== Information shown
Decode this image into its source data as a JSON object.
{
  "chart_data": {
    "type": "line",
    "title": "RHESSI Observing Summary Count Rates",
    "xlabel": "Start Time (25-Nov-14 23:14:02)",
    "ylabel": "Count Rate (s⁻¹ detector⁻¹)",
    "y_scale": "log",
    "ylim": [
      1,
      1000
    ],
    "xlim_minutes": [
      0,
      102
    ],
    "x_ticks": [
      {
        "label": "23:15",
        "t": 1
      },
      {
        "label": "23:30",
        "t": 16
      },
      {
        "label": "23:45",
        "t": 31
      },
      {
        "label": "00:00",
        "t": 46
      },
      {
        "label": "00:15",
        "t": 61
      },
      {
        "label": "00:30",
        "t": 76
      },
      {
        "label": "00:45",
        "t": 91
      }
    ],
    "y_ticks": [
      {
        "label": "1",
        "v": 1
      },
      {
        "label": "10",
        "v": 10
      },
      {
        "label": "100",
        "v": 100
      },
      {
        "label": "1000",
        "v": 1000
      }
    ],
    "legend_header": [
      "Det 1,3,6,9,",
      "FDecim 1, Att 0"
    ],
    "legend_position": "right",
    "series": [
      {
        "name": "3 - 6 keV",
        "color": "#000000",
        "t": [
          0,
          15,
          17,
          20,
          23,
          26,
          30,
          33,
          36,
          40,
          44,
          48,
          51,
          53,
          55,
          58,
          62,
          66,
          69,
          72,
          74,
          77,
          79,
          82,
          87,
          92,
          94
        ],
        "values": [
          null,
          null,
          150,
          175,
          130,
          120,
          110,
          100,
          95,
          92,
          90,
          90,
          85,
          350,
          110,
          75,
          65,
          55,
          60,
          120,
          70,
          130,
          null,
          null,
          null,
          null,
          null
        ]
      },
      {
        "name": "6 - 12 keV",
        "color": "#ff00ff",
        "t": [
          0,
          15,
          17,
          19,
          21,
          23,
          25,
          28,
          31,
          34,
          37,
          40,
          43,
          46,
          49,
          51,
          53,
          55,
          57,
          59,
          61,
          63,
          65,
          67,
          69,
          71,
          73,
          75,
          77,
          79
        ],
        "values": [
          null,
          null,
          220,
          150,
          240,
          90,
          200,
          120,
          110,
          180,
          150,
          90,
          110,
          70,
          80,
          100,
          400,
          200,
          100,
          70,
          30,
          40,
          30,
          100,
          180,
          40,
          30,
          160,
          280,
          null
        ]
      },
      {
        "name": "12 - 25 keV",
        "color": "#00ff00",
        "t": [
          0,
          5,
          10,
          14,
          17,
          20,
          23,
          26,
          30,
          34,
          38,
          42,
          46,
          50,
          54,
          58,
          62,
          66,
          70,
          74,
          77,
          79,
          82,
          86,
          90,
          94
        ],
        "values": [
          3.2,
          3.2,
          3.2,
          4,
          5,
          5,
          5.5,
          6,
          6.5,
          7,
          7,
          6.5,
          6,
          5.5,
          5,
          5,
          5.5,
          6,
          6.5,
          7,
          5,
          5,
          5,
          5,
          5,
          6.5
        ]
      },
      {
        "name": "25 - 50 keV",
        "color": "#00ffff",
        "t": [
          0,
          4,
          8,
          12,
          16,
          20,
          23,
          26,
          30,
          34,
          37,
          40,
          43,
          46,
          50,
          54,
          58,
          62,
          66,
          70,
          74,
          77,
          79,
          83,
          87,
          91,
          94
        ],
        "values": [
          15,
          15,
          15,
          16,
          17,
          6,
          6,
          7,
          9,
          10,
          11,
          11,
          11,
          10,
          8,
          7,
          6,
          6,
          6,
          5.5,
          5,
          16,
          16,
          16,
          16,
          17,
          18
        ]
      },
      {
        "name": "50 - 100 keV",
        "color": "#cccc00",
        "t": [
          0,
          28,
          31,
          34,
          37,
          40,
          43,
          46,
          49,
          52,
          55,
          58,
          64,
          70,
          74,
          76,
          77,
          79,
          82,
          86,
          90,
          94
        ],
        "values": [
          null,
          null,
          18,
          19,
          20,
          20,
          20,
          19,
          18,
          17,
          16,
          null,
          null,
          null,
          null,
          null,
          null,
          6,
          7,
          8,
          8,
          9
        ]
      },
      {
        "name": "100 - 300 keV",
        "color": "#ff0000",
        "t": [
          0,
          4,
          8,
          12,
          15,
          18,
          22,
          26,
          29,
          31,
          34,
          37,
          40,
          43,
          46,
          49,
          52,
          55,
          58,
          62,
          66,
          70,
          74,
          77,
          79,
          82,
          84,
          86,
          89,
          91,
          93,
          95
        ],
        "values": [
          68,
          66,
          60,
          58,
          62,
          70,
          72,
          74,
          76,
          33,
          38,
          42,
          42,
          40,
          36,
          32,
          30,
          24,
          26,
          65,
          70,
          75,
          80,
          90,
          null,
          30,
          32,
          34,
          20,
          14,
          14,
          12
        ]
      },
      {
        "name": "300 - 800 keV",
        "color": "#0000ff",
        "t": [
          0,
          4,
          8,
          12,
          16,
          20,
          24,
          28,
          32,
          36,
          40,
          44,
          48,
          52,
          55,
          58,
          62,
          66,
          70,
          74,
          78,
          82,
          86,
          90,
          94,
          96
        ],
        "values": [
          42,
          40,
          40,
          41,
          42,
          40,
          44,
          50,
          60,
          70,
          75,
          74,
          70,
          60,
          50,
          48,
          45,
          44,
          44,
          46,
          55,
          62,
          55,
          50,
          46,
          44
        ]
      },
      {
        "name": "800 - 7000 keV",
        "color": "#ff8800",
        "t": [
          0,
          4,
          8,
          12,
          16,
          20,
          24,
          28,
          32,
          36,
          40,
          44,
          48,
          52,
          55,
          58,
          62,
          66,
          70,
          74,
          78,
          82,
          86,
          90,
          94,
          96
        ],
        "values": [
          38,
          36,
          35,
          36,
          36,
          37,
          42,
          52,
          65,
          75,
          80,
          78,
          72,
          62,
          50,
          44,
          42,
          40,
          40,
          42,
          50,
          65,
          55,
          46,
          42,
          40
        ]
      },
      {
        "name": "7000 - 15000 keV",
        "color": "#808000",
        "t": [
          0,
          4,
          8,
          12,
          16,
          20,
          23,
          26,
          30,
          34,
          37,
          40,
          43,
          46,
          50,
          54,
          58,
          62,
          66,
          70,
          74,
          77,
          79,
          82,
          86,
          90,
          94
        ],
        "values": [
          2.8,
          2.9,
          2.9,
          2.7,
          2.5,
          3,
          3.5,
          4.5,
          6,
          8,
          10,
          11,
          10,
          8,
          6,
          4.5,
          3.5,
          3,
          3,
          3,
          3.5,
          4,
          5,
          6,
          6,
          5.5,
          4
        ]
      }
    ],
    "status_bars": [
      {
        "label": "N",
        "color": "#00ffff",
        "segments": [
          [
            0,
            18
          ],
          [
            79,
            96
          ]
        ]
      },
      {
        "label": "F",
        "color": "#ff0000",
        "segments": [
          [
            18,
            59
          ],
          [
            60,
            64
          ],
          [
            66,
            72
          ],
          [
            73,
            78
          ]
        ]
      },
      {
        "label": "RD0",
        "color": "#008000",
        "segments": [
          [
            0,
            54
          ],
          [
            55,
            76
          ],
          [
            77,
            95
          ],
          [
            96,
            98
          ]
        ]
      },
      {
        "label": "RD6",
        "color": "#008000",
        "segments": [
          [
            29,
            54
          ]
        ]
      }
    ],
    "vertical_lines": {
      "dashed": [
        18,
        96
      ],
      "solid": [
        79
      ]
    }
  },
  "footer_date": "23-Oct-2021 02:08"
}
====
Show every line that contains the word "Count".

    "title": "RHESSI Observing Summary Count Rates",
    "ylabel": "Count Rate (s⁻¹ detector⁻¹)",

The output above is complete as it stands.